Figure collection entries:

+===+

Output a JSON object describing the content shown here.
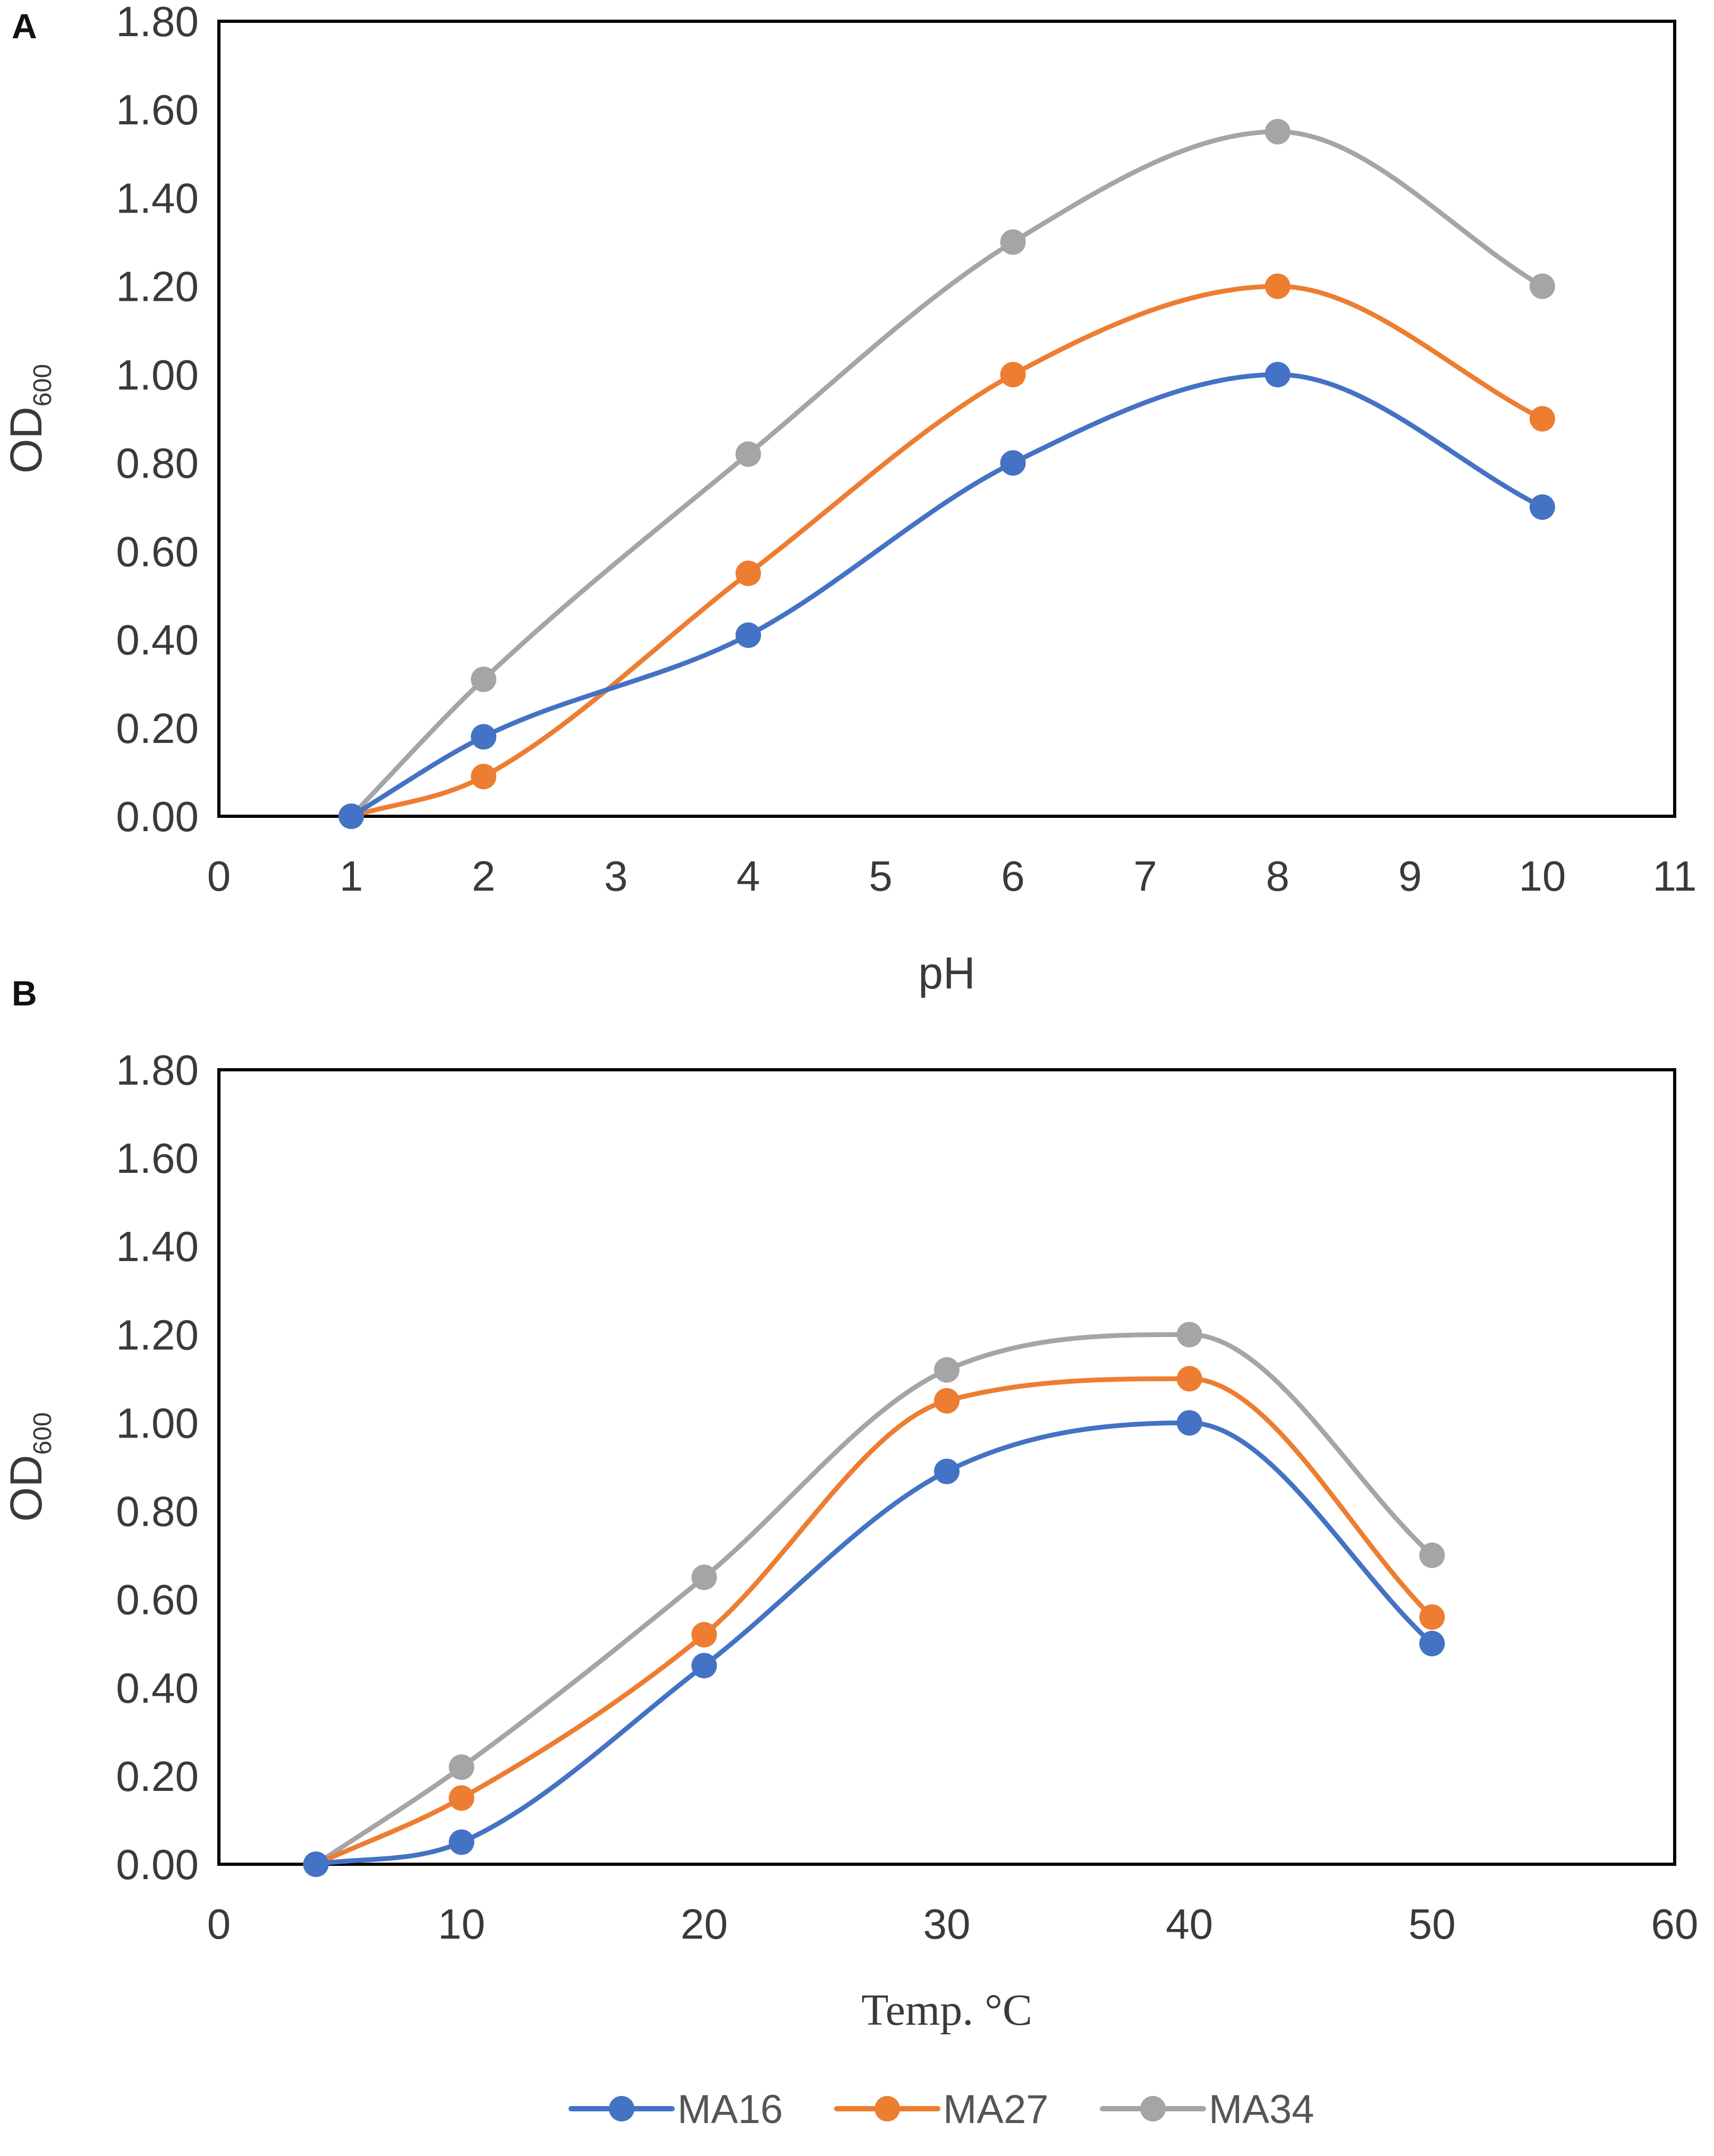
{
  "legend": {
    "items": [
      {
        "name": "MA16",
        "color": "#4472C4"
      },
      {
        "name": "MA27",
        "color": "#ED7D31"
      },
      {
        "name": "MA34",
        "color": "#A5A5A5"
      }
    ]
  },
  "chart_data": [
    {
      "panel": "A",
      "type": "line",
      "smooth": true,
      "xlabel": "pH",
      "ylabel": "OD",
      "ylabel_sub": "600",
      "xlim": [
        0,
        11
      ],
      "ylim": [
        0,
        1.8
      ],
      "x_ticks": [
        "0",
        "1",
        "2",
        "3",
        "4",
        "5",
        "6",
        "7",
        "8",
        "9",
        "10",
        "11"
      ],
      "y_ticks": [
        "0.00",
        "0.20",
        "0.40",
        "0.60",
        "0.80",
        "1.00",
        "1.20",
        "1.40",
        "1.60",
        "1.80"
      ],
      "x": [
        1,
        2,
        4,
        6,
        8,
        10
      ],
      "series": [
        {
          "name": "MA16",
          "values": [
            0,
            0.18,
            0.41,
            0.8,
            1.0,
            0.7
          ]
        },
        {
          "name": "MA27",
          "values": [
            0,
            0.09,
            0.55,
            1.0,
            1.2,
            0.9
          ]
        },
        {
          "name": "MA34",
          "values": [
            0,
            0.31,
            0.82,
            1.3,
            1.55,
            1.2
          ]
        }
      ]
    },
    {
      "panel": "B",
      "type": "line",
      "smooth": true,
      "xlabel": "Temp. °C",
      "ylabel": "OD",
      "ylabel_sub": "600",
      "xlim": [
        0,
        60
      ],
      "ylim": [
        0,
        1.8
      ],
      "x_ticks": [
        "0",
        "10",
        "20",
        "30",
        "40",
        "50",
        "60"
      ],
      "y_ticks": [
        "0.00",
        "0.20",
        "0.40",
        "0.60",
        "0.80",
        "1.00",
        "1.20",
        "1.40",
        "1.60",
        "1.80"
      ],
      "x": [
        4,
        10,
        20,
        30,
        40,
        50
      ],
      "series": [
        {
          "name": "MA16",
          "values": [
            0,
            0.05,
            0.45,
            0.89,
            1.0,
            0.5
          ]
        },
        {
          "name": "MA27",
          "values": [
            0,
            0.15,
            0.52,
            1.05,
            1.1,
            0.56
          ]
        },
        {
          "name": "MA34",
          "values": [
            0,
            0.22,
            0.65,
            1.12,
            1.2,
            0.7
          ]
        }
      ]
    }
  ]
}
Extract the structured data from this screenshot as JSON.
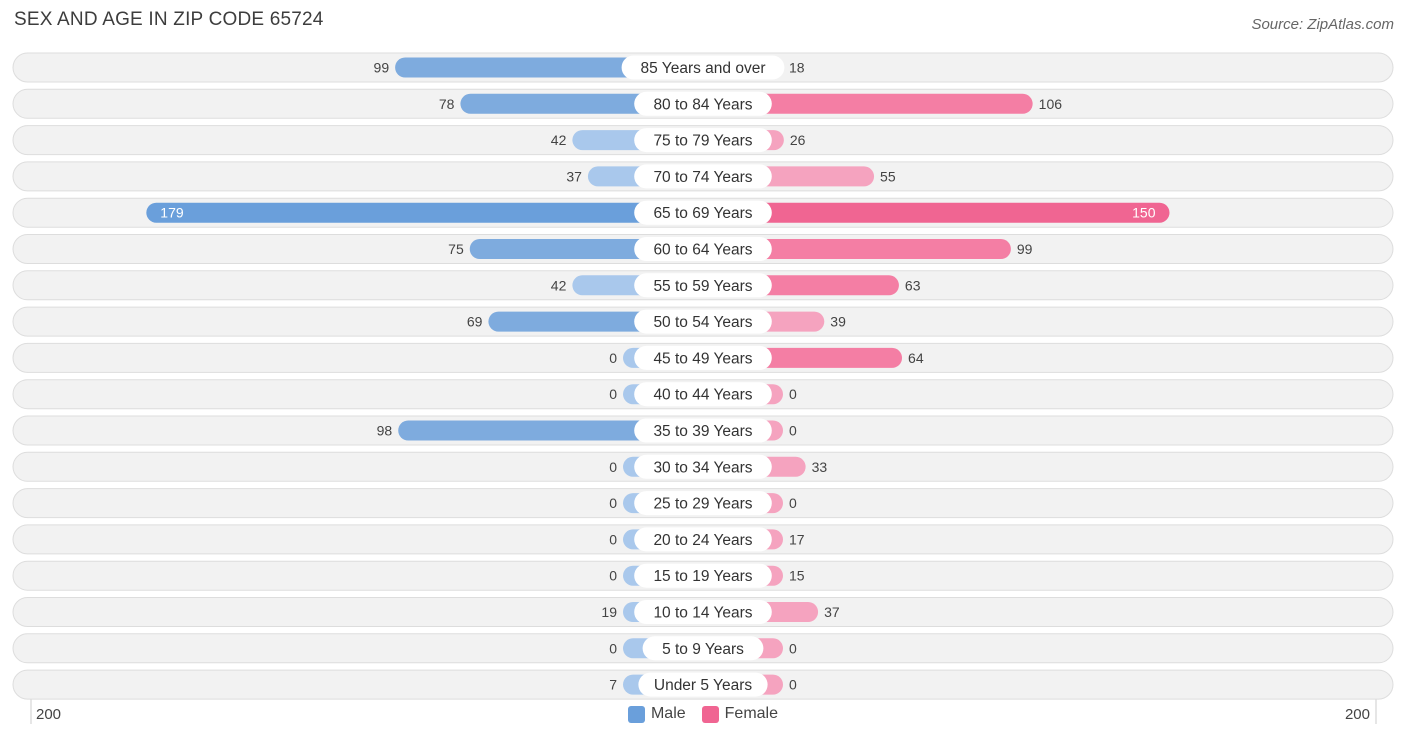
{
  "header": {
    "title": "SEX AND AGE IN ZIP CODE 65724",
    "source": "Source: ZipAtlas.com"
  },
  "axis": {
    "left_label": "200",
    "right_label": "200"
  },
  "legend": {
    "male_label": "Male",
    "female_label": "Female"
  },
  "colors": {
    "male": "#6a9fdb",
    "male_light": "#a9c8ec",
    "female": "#f06592",
    "female_light": "#f5a3bf",
    "row_bg": "#f2f2f2",
    "row_border": "#dddddd"
  },
  "chart_data": {
    "type": "bar",
    "orientation": "horizontal-diverging",
    "title": "SEX AND AGE IN ZIP CODE 65724",
    "xlim": [
      -200,
      200
    ],
    "categories": [
      "85 Years and over",
      "80 to 84 Years",
      "75 to 79 Years",
      "70 to 74 Years",
      "65 to 69 Years",
      "60 to 64 Years",
      "55 to 59 Years",
      "50 to 54 Years",
      "45 to 49 Years",
      "40 to 44 Years",
      "35 to 39 Years",
      "30 to 34 Years",
      "25 to 29 Years",
      "20 to 24 Years",
      "15 to 19 Years",
      "10 to 14 Years",
      "5 to 9 Years",
      "Under 5 Years"
    ],
    "series": [
      {
        "name": "Male",
        "values": [
          99,
          78,
          42,
          37,
          179,
          75,
          42,
          69,
          0,
          0,
          98,
          0,
          0,
          0,
          0,
          19,
          0,
          7
        ]
      },
      {
        "name": "Female",
        "values": [
          18,
          106,
          26,
          55,
          150,
          99,
          63,
          39,
          64,
          0,
          0,
          33,
          0,
          17,
          15,
          37,
          0,
          0
        ]
      }
    ],
    "legend": "bottom-center"
  }
}
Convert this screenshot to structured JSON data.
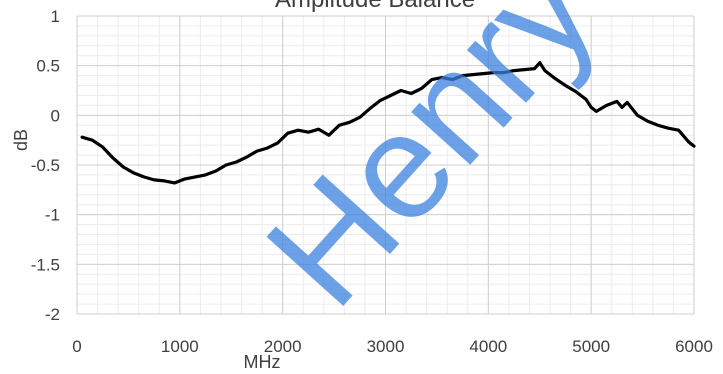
{
  "chart_data": {
    "type": "line",
    "title": "Amplitude Balance",
    "xlabel": "MHz",
    "ylabel": "dB",
    "xlim": [
      0,
      6000
    ],
    "ylim": [
      -2,
      1
    ],
    "x_ticks": [
      "0",
      "1000",
      "2000",
      "3000",
      "4000",
      "5000",
      "6000"
    ],
    "y_ticks": [
      "1",
      "0.5",
      "0",
      "-0.5",
      "-1",
      "-1.5",
      "-2"
    ],
    "grid": true,
    "legend": "none",
    "series": [
      {
        "color": "#000000",
        "x": [
          50,
          150,
          250,
          350,
          450,
          550,
          650,
          750,
          850,
          950,
          1050,
          1150,
          1250,
          1350,
          1450,
          1550,
          1650,
          1750,
          1850,
          1950,
          2050,
          2150,
          2250,
          2350,
          2450,
          2550,
          2650,
          2750,
          2850,
          2950,
          3050,
          3150,
          3250,
          3350,
          3450,
          3550,
          3650,
          3750,
          3850,
          3950,
          4050,
          4150,
          4250,
          4350,
          4450,
          4500,
          4550,
          4650,
          4750,
          4850,
          4950,
          5000,
          5050,
          5150,
          5250,
          5300,
          5350,
          5450,
          5550,
          5650,
          5750,
          5850,
          5950,
          6000
        ],
        "y": [
          -0.22,
          -0.25,
          -0.32,
          -0.43,
          -0.52,
          -0.58,
          -0.62,
          -0.65,
          -0.66,
          -0.68,
          -0.64,
          -0.62,
          -0.6,
          -0.56,
          -0.5,
          -0.47,
          -0.42,
          -0.36,
          -0.33,
          -0.28,
          -0.18,
          -0.15,
          -0.17,
          -0.14,
          -0.2,
          -0.1,
          -0.07,
          -0.02,
          0.07,
          0.15,
          0.2,
          0.25,
          0.22,
          0.27,
          0.36,
          0.38,
          0.36,
          0.4,
          0.41,
          0.42,
          0.43,
          0.43,
          0.45,
          0.46,
          0.47,
          0.53,
          0.45,
          0.37,
          0.3,
          0.24,
          0.16,
          0.08,
          0.04,
          0.1,
          0.14,
          0.08,
          0.13,
          0.0,
          -0.06,
          -0.1,
          -0.13,
          -0.15,
          -0.27,
          -0.31
        ]
      }
    ]
  },
  "watermark": {
    "text": "HenryTe",
    "color": "#3b82e0"
  }
}
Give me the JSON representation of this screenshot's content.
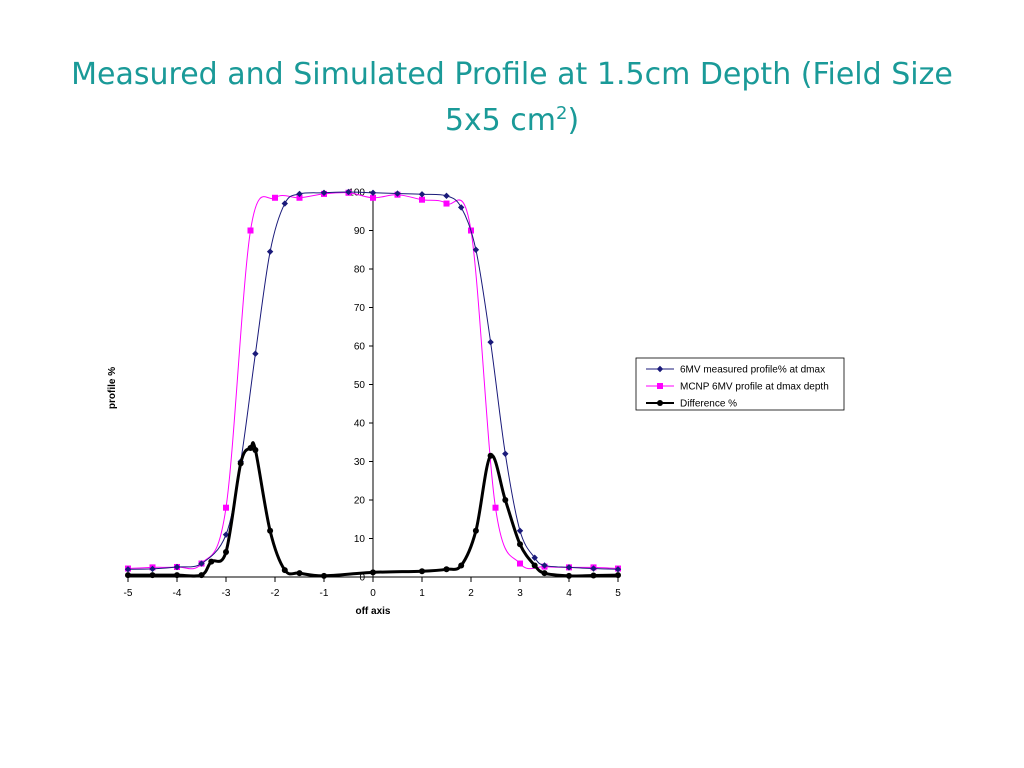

+===+

▶ _WHAT TO DO_: Your copy should match the entries exactly, minus the pictures.

▶ _THE RESPONSE_:
Output a JSON object describing the content shown here.
{
  "legend": {
    "items": [
      {
        "name": "MA16",
        "color": "#4472C4"
      },
      {
        "name": "MA27",
        "color": "#ED7D31"
      },
      {
        "name": "MA34",
        "color": "#A5A5A5"
      }
    ]
  },
  "chart_data": [
    {
      "panel": "A",
      "type": "line",
      "smooth": true,
      "xlabel": "pH",
      "ylabel": "OD",
      "ylabel_sub": "600",
      "xlim": [
        0,
        11
      ],
      "ylim": [
        0,
        1.8
      ],
      "x_ticks": [
        "0",
        "1",
        "2",
        "3",
        "4",
        "5",
        "6",
        "7",
        "8",
        "9",
        "10",
        "11"
      ],
      "y_ticks": [
        "0.00",
        "0.20",
        "0.40",
        "0.60",
        "0.80",
        "1.00",
        "1.20",
        "1.40",
        "1.60",
        "1.80"
      ],
      "x": [
        1,
        2,
        4,
        6,
        8,
        10
      ],
      "series": [
        {
          "name": "MA16",
          "values": [
            0,
            0.18,
            0.41,
            0.8,
            1.0,
            0.7
          ]
        },
        {
          "name": "MA27",
          "values": [
            0,
            0.09,
            0.55,
            1.0,
            1.2,
            0.9
          ]
        },
        {
          "name": "MA34",
          "values": [
            0,
            0.31,
            0.82,
            1.3,
            1.55,
            1.2
          ]
        }
      ]
    },
    {
      "panel": "B",
      "type": "line",
      "smooth": true,
      "xlabel": "Temp. °C",
      "ylabel": "OD",
      "ylabel_sub": "600",
      "xlim": [
        0,
        60
      ],
      "ylim": [
        0,
        1.8
      ],
      "x_ticks": [
        "0",
        "10",
        "20",
        "30",
        "40",
        "50",
        "60"
      ],
      "y_ticks": [
        "0.00",
        "0.20",
        "0.40",
        "0.60",
        "0.80",
        "1.00",
        "1.20",
        "1.40",
        "1.60",
        "1.80"
      ],
      "x": [
        4,
        10,
        20,
        30,
        40,
        50
      ],
      "series": [
        {
          "name": "MA16",
          "values": [
            0,
            0.05,
            0.45,
            0.89,
            1.0,
            0.5
          ]
        },
        {
          "name": "MA27",
          "values": [
            0,
            0.15,
            0.52,
            1.05,
            1.1,
            0.56
          ]
        },
        {
          "name": "MA34",
          "values": [
            0,
            0.22,
            0.65,
            1.12,
            1.2,
            0.7
          ]
        }
      ]
    }
  ]
}
Extract the structured data from this screenshot as JSON.
{
  "header": {
    "title": "SEX AND AGE IN ZIP CODE 65724",
    "source": "Source: ZipAtlas.com"
  },
  "axis": {
    "left_label": "200",
    "right_label": "200"
  },
  "legend": {
    "male_label": "Male",
    "female_label": "Female"
  },
  "colors": {
    "male": "#6a9fdb",
    "male_light": "#a9c8ec",
    "female": "#f06592",
    "female_light": "#f5a3bf",
    "row_bg": "#f2f2f2",
    "row_border": "#dddddd"
  },
  "chart_data": {
    "type": "bar",
    "orientation": "horizontal-diverging",
    "title": "SEX AND AGE IN ZIP CODE 65724",
    "xlim": [
      -200,
      200
    ],
    "categories": [
      "85 Years and over",
      "80 to 84 Years",
      "75 to 79 Years",
      "70 to 74 Years",
      "65 to 69 Years",
      "60 to 64 Years",
      "55 to 59 Years",
      "50 to 54 Years",
      "45 to 49 Years",
      "40 to 44 Years",
      "35 to 39 Years",
      "30 to 34 Years",
      "25 to 29 Years",
      "20 to 24 Years",
      "15 to 19 Years",
      "10 to 14 Years",
      "5 to 9 Years",
      "Under 5 Years"
    ],
    "series": [
      {
        "name": "Male",
        "values": [
          99,
          78,
          42,
          37,
          179,
          75,
          42,
          69,
          0,
          0,
          98,
          0,
          0,
          0,
          0,
          19,
          0,
          7
        ]
      },
      {
        "name": "Female",
        "values": [
          18,
          106,
          26,
          55,
          150,
          99,
          63,
          39,
          64,
          0,
          0,
          33,
          0,
          17,
          15,
          37,
          0,
          0
        ]
      }
    ],
    "legend": "bottom-center"
  }
}
Convert this screenshot to structured JSON data.
{
  "chart_data": {
    "type": "line",
    "title": "Amplitude Balance",
    "xlabel": "MHz",
    "ylabel": "dB",
    "xlim": [
      0,
      6000
    ],
    "ylim": [
      -2,
      1
    ],
    "x_ticks": [
      "0",
      "1000",
      "2000",
      "3000",
      "4000",
      "5000",
      "6000"
    ],
    "y_ticks": [
      "1",
      "0.5",
      "0",
      "-0.5",
      "-1",
      "-1.5",
      "-2"
    ],
    "grid": true,
    "legend": "none",
    "series": [
      {
        "color": "#000000",
        "x": [
          50,
          150,
          250,
          350,
          450,
          550,
          650,
          750,
          850,
          950,
          1050,
          1150,
          1250,
          1350,
          1450,
          1550,
          1650,
          1750,
          1850,
          1950,
          2050,
          2150,
          2250,
          2350,
          2450,
          2550,
          2650,
          2750,
          2850,
          2950,
          3050,
          3150,
          3250,
          3350,
          3450,
          3550,
          3650,
          3750,
          3850,
          3950,
          4050,
          4150,
          4250,
          4350,
          4450,
          4500,
          4550,
          4650,
          4750,
          4850,
          4950,
          5000,
          5050,
          5150,
          5250,
          5300,
          5350,
          5450,
          5550,
          5650,
          5750,
          5850,
          5950,
          6000
        ],
        "y": [
          -0.22,
          -0.25,
          -0.32,
          -0.43,
          -0.52,
          -0.58,
          -0.62,
          -0.65,
          -0.66,
          -0.68,
          -0.64,
          -0.62,
          -0.6,
          -0.56,
          -0.5,
          -0.47,
          -0.42,
          -0.36,
          -0.33,
          -0.28,
          -0.18,
          -0.15,
          -0.17,
          -0.14,
          -0.2,
          -0.1,
          -0.07,
          -0.02,
          0.07,
          0.15,
          0.2,
          0.25,
          0.22,
          0.27,
          0.36,
          0.38,
          0.36,
          0.4,
          0.41,
          0.42,
          0.43,
          0.43,
          0.45,
          0.46,
          0.47,
          0.53,
          0.45,
          0.37,
          0.3,
          0.24,
          0.16,
          0.08,
          0.04,
          0.1,
          0.14,
          0.08,
          0.13,
          0.0,
          -0.06,
          -0.1,
          -0.13,
          -0.15,
          -0.27,
          -0.31
        ]
      }
    ]
  },
  "watermark": {
    "text": "HenryTe",
    "color": "#3b82e0"
  }
}
Give me the JSON representation of this screenshot's content.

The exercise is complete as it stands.